* begin *
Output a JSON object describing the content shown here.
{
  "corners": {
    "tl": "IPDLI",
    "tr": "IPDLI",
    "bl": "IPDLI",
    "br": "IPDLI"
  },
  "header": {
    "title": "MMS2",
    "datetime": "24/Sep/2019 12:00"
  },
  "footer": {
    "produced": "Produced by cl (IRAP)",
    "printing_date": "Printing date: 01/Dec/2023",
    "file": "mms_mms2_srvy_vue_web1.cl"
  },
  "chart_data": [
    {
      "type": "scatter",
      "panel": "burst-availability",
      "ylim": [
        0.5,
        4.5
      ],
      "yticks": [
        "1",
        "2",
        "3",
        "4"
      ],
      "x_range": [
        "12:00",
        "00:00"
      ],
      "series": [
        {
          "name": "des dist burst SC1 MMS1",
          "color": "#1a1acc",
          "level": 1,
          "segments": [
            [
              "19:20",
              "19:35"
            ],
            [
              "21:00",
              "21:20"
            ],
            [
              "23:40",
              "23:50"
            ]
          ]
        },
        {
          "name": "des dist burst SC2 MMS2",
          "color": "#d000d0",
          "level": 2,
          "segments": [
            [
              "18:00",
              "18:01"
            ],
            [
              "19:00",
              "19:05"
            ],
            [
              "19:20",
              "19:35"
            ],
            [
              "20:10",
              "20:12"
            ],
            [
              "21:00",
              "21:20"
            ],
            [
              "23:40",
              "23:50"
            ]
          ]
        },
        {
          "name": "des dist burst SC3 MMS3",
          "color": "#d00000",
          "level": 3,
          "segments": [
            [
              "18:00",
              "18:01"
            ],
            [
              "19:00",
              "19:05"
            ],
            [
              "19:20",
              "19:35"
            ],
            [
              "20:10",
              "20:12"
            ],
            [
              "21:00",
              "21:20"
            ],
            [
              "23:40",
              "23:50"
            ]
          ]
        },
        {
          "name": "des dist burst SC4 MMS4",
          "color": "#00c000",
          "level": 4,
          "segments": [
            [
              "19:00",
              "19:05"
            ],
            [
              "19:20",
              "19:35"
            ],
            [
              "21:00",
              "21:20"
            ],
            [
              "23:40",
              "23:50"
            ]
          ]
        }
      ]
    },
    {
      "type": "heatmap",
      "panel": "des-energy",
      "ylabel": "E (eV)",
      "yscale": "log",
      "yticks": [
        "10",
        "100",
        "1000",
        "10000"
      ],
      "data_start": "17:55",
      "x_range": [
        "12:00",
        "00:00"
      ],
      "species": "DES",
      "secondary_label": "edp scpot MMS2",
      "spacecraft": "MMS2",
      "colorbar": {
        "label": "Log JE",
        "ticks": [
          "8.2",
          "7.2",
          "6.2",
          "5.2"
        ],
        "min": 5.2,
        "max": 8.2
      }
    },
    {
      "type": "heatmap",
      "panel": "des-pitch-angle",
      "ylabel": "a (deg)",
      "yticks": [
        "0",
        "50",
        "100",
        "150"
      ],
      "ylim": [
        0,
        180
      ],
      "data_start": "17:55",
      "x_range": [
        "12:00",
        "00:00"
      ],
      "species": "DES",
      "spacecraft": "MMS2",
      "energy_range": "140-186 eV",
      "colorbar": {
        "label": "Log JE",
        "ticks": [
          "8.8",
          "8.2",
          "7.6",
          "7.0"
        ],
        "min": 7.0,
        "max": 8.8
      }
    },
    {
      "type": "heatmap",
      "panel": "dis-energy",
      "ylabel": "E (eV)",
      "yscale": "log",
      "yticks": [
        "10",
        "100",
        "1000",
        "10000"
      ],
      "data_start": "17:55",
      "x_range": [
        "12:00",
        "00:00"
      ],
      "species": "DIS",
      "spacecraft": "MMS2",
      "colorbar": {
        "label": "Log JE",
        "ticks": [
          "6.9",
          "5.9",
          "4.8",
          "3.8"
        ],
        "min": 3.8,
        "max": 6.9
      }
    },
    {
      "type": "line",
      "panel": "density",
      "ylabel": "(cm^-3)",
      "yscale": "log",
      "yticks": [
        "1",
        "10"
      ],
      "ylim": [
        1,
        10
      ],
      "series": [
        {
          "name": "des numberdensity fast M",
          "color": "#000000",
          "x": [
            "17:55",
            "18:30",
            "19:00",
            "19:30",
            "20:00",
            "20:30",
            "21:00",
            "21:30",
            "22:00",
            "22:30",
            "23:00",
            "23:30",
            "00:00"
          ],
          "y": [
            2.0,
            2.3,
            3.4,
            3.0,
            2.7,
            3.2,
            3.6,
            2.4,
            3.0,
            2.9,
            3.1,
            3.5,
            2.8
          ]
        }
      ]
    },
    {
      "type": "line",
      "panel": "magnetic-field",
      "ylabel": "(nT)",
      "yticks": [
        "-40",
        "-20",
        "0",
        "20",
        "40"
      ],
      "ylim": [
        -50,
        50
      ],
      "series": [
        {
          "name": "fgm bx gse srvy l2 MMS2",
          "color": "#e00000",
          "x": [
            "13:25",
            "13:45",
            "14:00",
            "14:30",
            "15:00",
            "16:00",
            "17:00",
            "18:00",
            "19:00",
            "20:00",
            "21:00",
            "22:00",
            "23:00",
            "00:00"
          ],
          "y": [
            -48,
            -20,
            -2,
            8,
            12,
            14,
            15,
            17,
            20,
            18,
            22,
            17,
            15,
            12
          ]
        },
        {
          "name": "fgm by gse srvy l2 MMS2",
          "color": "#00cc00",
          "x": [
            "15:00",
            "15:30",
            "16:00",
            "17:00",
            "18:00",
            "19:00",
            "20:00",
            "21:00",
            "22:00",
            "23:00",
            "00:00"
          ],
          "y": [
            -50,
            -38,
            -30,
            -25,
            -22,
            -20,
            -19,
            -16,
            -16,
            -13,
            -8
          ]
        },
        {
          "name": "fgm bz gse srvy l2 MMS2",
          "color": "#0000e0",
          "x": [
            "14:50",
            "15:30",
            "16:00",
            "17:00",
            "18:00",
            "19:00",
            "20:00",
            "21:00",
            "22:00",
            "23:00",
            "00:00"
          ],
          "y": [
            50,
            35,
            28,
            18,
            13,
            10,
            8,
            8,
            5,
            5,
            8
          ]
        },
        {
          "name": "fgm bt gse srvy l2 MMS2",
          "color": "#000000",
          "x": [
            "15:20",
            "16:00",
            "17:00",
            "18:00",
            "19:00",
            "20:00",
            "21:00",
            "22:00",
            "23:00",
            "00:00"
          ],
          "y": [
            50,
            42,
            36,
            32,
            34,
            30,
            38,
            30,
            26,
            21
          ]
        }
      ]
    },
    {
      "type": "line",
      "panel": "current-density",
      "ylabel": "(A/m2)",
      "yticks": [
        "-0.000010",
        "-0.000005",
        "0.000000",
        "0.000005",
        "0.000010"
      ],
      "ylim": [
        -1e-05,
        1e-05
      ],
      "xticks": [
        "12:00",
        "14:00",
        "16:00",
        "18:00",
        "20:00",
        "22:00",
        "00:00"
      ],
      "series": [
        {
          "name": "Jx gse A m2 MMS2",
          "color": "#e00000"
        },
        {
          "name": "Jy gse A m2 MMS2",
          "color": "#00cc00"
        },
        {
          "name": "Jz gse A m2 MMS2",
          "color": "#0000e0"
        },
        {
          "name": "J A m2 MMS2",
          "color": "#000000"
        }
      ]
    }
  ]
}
* end *
» **What you are asked to do**
Collect, from the material above, every line containing the word "dist".

» **Answer**
          "name": "des dist burst SC1 MMS1",
          "name": "des dist burst SC2 MMS2",
          "name": "des dist burst SC3 MMS3",
          "name": "des dist burst SC4 MMS4",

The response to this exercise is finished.